Source –
____

Musique non autorisée

On est samedi, le soleil brille.

Je pars arpenter les rues piétonnes de la ville à la recherche d’un bout de trottoir où jouer quelques notes et déposer mon chapeau. Je trouve une devanture de magasin en rénovation et m’y installe.

Quelques personnes se laissent stopper par la mélodie et s’arrêtent pour écouter.

Bien vite, j’aperçois dans mon champ de vision deux grosses paires de « Rangers » noires qui s’approchent et les charmants uniformes qui les surplombent.

Je fais mine de ne pas les voir et d’être trop concentré sur ma musique pour les calculer. Ils se font de plus en plus pressants et sont maintenant à quelques centimètres de mon instrument. Les passants observent la situation avec attention, guettent ma réaction. Le temps semble suspendu.

____

Entrées du jeu de données
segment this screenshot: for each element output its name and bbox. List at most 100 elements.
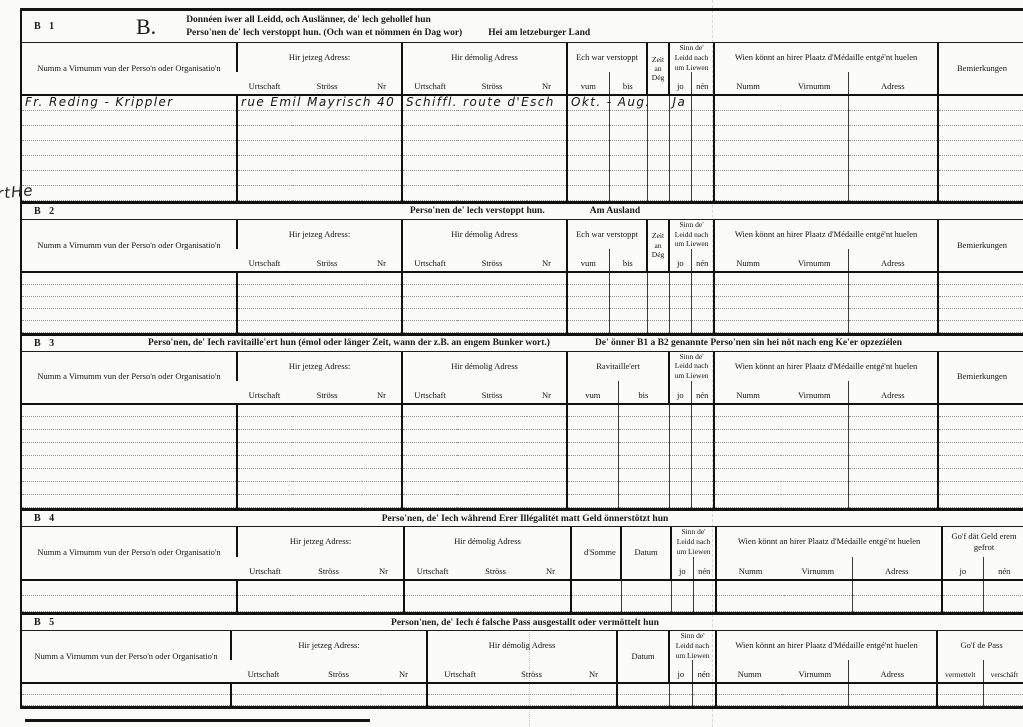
column-sub-header: Urtschaft	[237, 556, 293, 581]
body-cell	[646, 320, 670, 333]
body-cell	[566, 468, 619, 483]
body-cell	[608, 185, 648, 201]
body-cell	[403, 579, 572, 596]
body-cell	[22, 416, 237, 431]
body-cell	[847, 110, 939, 126]
body-cell	[668, 185, 692, 201]
body-cell	[646, 185, 670, 201]
column-sub-header: bis	[608, 249, 648, 273]
body-cell	[713, 429, 849, 444]
body-cell	[426, 683, 618, 695]
body-cell	[566, 155, 610, 171]
body-cell	[22, 579, 237, 596]
body-cell	[235, 481, 403, 496]
body-cell	[713, 308, 849, 321]
column-sub-header: Nr	[527, 249, 568, 273]
body-cell	[847, 403, 939, 418]
body-cell	[690, 272, 715, 285]
body-cell	[608, 155, 648, 171]
body-cell	[668, 683, 693, 695]
title-line-2: Perso'nen de' lech verstoppt hun. (Och w…	[186, 27, 463, 38]
body-cell	[668, 140, 692, 156]
body-cell	[690, 185, 715, 201]
body-cell	[668, 320, 692, 333]
table-row	[22, 185, 1023, 201]
body-cell	[936, 694, 984, 706]
body-cell	[668, 429, 692, 444]
column-sub-header: Numm	[713, 72, 782, 97]
body-cell	[941, 595, 984, 612]
body-cell	[235, 170, 403, 186]
body-cell	[668, 170, 692, 186]
body-cell	[570, 579, 622, 596]
body-cell	[235, 284, 403, 297]
column-group-header: Ech war verstoppt	[566, 43, 648, 73]
body-cell	[401, 468, 568, 483]
body-cell	[401, 296, 568, 309]
section-table: Numm a Virnumm vun der Perso'n oder Orga…	[22, 351, 1023, 509]
column-sub-header: Urtschaft	[401, 380, 458, 405]
body-cell	[401, 185, 568, 201]
body-cell	[847, 455, 939, 470]
title-suffix: Hei am letzeburger Land	[488, 27, 591, 38]
body-cell	[22, 125, 237, 141]
body-cell	[646, 296, 670, 309]
body-cell	[668, 296, 692, 309]
body-cell	[566, 308, 610, 321]
body-cell	[713, 481, 849, 496]
handwritten-entry: Fr. Reding - Krippler	[25, 95, 174, 109]
body-cell	[713, 403, 849, 418]
column-group-header: Wien könnt an hirer Plaatz d'Médaille en…	[713, 351, 939, 381]
body-cell	[668, 416, 692, 431]
body-cell	[235, 494, 403, 509]
column-sub-header: Virnumm	[781, 380, 849, 405]
body-cell	[235, 272, 403, 285]
body-cell	[937, 95, 1023, 111]
body-cell	[847, 125, 939, 141]
body-cell	[668, 455, 692, 470]
body-cell	[847, 185, 939, 201]
body-cell	[713, 140, 849, 156]
table-row	[22, 296, 1023, 309]
column-group-header: Hir démolig Adress	[401, 43, 568, 73]
body-cell	[235, 468, 403, 483]
body-cell	[235, 308, 403, 321]
body-cell	[617, 429, 670, 444]
column-sub-header: bis	[617, 380, 670, 405]
table-row	[22, 416, 1023, 431]
body-cell	[937, 403, 1023, 418]
body-cell: Ja	[668, 95, 692, 111]
body-cell	[937, 125, 1023, 141]
body-cell	[715, 683, 849, 695]
body-cell	[937, 416, 1023, 431]
body-cell	[235, 320, 403, 333]
body-cell	[715, 694, 849, 706]
table-row: Fr. Reding - Krippler rue Emil Mayrisch 4…	[22, 95, 1023, 111]
body-cell	[692, 579, 717, 596]
title-line-2-row: Perso'nen de' lech verstoppt hun. (Och w…	[186, 27, 590, 40]
body-cell	[937, 468, 1023, 483]
body-cell	[401, 442, 568, 457]
body-cell	[937, 155, 1023, 171]
title-subtext: De' önner B1 a B2 genannte Perso'nen sin…	[594, 338, 903, 348]
table-row	[22, 481, 1023, 496]
body-cell	[690, 494, 715, 509]
body-cell	[713, 95, 849, 111]
body-cell	[713, 468, 849, 483]
body-cell	[937, 320, 1023, 333]
body-cell	[22, 429, 237, 444]
body-cell	[690, 403, 715, 418]
body-cell	[690, 468, 715, 483]
section-tag: B 3	[34, 337, 58, 349]
table-row	[22, 140, 1023, 156]
body-cell	[715, 595, 853, 612]
section-tag: B 5	[34, 617, 58, 628]
body-cell	[401, 140, 568, 156]
body-cell	[235, 579, 405, 596]
body-cell	[22, 170, 237, 186]
title-text: Perso'nen, de' Iech ravitaille'ert hun (…	[147, 338, 550, 348]
body-cell	[690, 95, 715, 111]
column-sub-header: Adress	[847, 660, 938, 685]
column-header: Numm a Virnumm vun der Perso'n oder Orga…	[22, 43, 237, 97]
column-group-header: Hir jetzeg Adress:	[229, 631, 428, 661]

____

Série d'exercices –
a) Reproduisez intégralement le texte sur la musique de rue, sans y changer quoi que ce soit.
b) Transcrivez à l'identique les lignes du jeu de données, depuis celle qui contient « 556, 293, 581] » jusqu'à celle qui contient « 155, 610, 171] », cette dernière comprise.
Le texte sur la musique de rue n'a aucun lien avec les lignes du jeu de données.

Corrigé –
a)
Musique non autorisée

On est samedi, le soleil brille.

Je pars arpenter les rues piétonnes de la ville à la recherche d’un bout de trottoir où jouer quelques notes et déposer mon chapeau. Je trouve une devanture de magasin en rénovation et m’y installe.

Quelques personnes se laissent stopper par la mélodie et s’arrêtent pour écouter.

Bien vite, j’aperçois dans mon champ de vision deux grosses paires de « Rangers » noires qui s’approchent et les charmants uniformes qui les surplombent.

Je fais mine de ne pas les voir et d’être trop concentré sur ma musique pour les calculer. Ils se font de plus en plus pressants et sont maintenant à quelques centimètres de mon instrument. Les passants observent la situation avec attention, guettent ma réaction. Le temps semble suspendu.

b)
column-sub-header: Urtschaft	[237, 556, 293, 581]
body-cell	[646, 320, 670, 333]
body-cell	[566, 468, 619, 483]
body-cell	[608, 185, 648, 201]
body-cell	[403, 579, 572, 596]
body-cell	[22, 416, 237, 431]
body-cell	[847, 110, 939, 126]
body-cell	[668, 185, 692, 201]
body-cell	[646, 185, 670, 201]
column-sub-header: bis	[608, 249, 648, 273]
body-cell	[713, 429, 849, 444]
body-cell	[426, 683, 618, 695]
body-cell	[566, 155, 610, 171]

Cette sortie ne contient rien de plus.